**Request**
Retype all the entries word for word, but omit the pictures.

(Recorded data)
Begin

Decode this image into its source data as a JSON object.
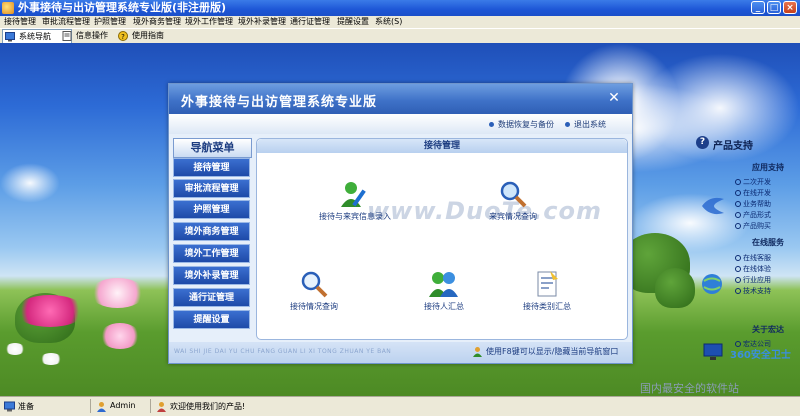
{
  "window": {
    "title": "外事接待与出访管理系统专业版(非注册版)",
    "minimize": "_",
    "maximize": "□",
    "close": "×"
  },
  "menu": [
    "接待管理",
    "审批流程管理",
    "护照管理",
    "境外商务管理",
    "境外工作管理",
    "境外补录管理",
    "通行证管理",
    "提醒设置",
    "系统(S)"
  ],
  "toolbar": {
    "nav": "系统导航",
    "info": "信息操作",
    "guide": "使用指南"
  },
  "panel": {
    "title": "外事接待与出访管理系统专业版",
    "close": "✕",
    "strip": {
      "backup": "数据恢复与备份",
      "exit": "退出系统"
    },
    "nav_header": "导航菜单",
    "nav_items": [
      "接待管理",
      "审批流程管理",
      "护照管理",
      "境外商务管理",
      "境外工作管理",
      "境外补录管理",
      "通行证管理",
      "提醒设置"
    ],
    "content_header": "接待管理",
    "tiles": {
      "entry": "接待与来宾信息录入",
      "guest_query": "来宾情况查询",
      "reception_query": "接待情况查询",
      "person_summary": "接待人汇总",
      "category_summary": "接待类别汇总"
    },
    "watermark": "www.DuoTe.com",
    "pinyin": "WAI SHI JIE DAI YU CHU FANG GUAN LI XI TONG ZHUAN YE BAN",
    "footer_tip": "使用F8键可以显示/隐藏当前导航窗口"
  },
  "support": {
    "title": "产品支持",
    "app_support": "应用支持",
    "app_links": [
      "二次开发",
      "在线开发",
      "业务帮助",
      "产品形式",
      "产品购买"
    ],
    "online": "在线服务",
    "online_links": [
      "在线客服",
      "在线体验",
      "行业应用",
      "技术支持"
    ],
    "about": "关于宏达",
    "about_links": [
      "宏达公司"
    ]
  },
  "badge": {
    "top": "360安全卫士",
    "bottom": "国内最安全的软件站"
  },
  "status": {
    "ready": "准备",
    "user": "Admin",
    "welcome": "欢迎使用我们的产品!"
  },
  "colors": {
    "title_blue": "#1d56d6",
    "nav_blue": "#1e4aa8",
    "panel_bg": "#e6effa"
  }
}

End

**Output of the exercise**
Decode this image into its source data as a JSON object.
{
  "window": {
    "title": "外事接待与出访管理系统专业版(非注册版)",
    "minimize": "_",
    "maximize": "□",
    "close": "×"
  },
  "menu": [
    "接待管理",
    "审批流程管理",
    "护照管理",
    "境外商务管理",
    "境外工作管理",
    "境外补录管理",
    "通行证管理",
    "提醒设置",
    "系统(S)"
  ],
  "toolbar": {
    "nav": "系统导航",
    "info": "信息操作",
    "guide": "使用指南"
  },
  "panel": {
    "title": "外事接待与出访管理系统专业版",
    "close": "✕",
    "strip": {
      "backup": "数据恢复与备份",
      "exit": "退出系统"
    },
    "nav_header": "导航菜单",
    "nav_items": [
      "接待管理",
      "审批流程管理",
      "护照管理",
      "境外商务管理",
      "境外工作管理",
      "境外补录管理",
      "通行证管理",
      "提醒设置"
    ],
    "content_header": "接待管理",
    "tiles": {
      "entry": "接待与来宾信息录入",
      "guest_query": "来宾情况查询",
      "reception_query": "接待情况查询",
      "person_summary": "接待人汇总",
      "category_summary": "接待类别汇总"
    },
    "watermark": "www.DuoTe.com",
    "pinyin": "WAI SHI JIE DAI YU CHU FANG GUAN LI XI TONG ZHUAN YE BAN",
    "footer_tip": "使用F8键可以显示/隐藏当前导航窗口"
  },
  "support": {
    "title": "产品支持",
    "app_support": "应用支持",
    "app_links": [
      "二次开发",
      "在线开发",
      "业务帮助",
      "产品形式",
      "产品购买"
    ],
    "online": "在线服务",
    "online_links": [
      "在线客服",
      "在线体验",
      "行业应用",
      "技术支持"
    ],
    "about": "关于宏达",
    "about_links": [
      "宏达公司"
    ]
  },
  "badge": {
    "top": "360安全卫士",
    "bottom": "国内最安全的软件站"
  },
  "status": {
    "ready": "准备",
    "user": "Admin",
    "welcome": "欢迎使用我们的产品!"
  },
  "colors": {
    "title_blue": "#1d56d6",
    "nav_blue": "#1e4aa8",
    "panel_bg": "#e6effa"
  }
}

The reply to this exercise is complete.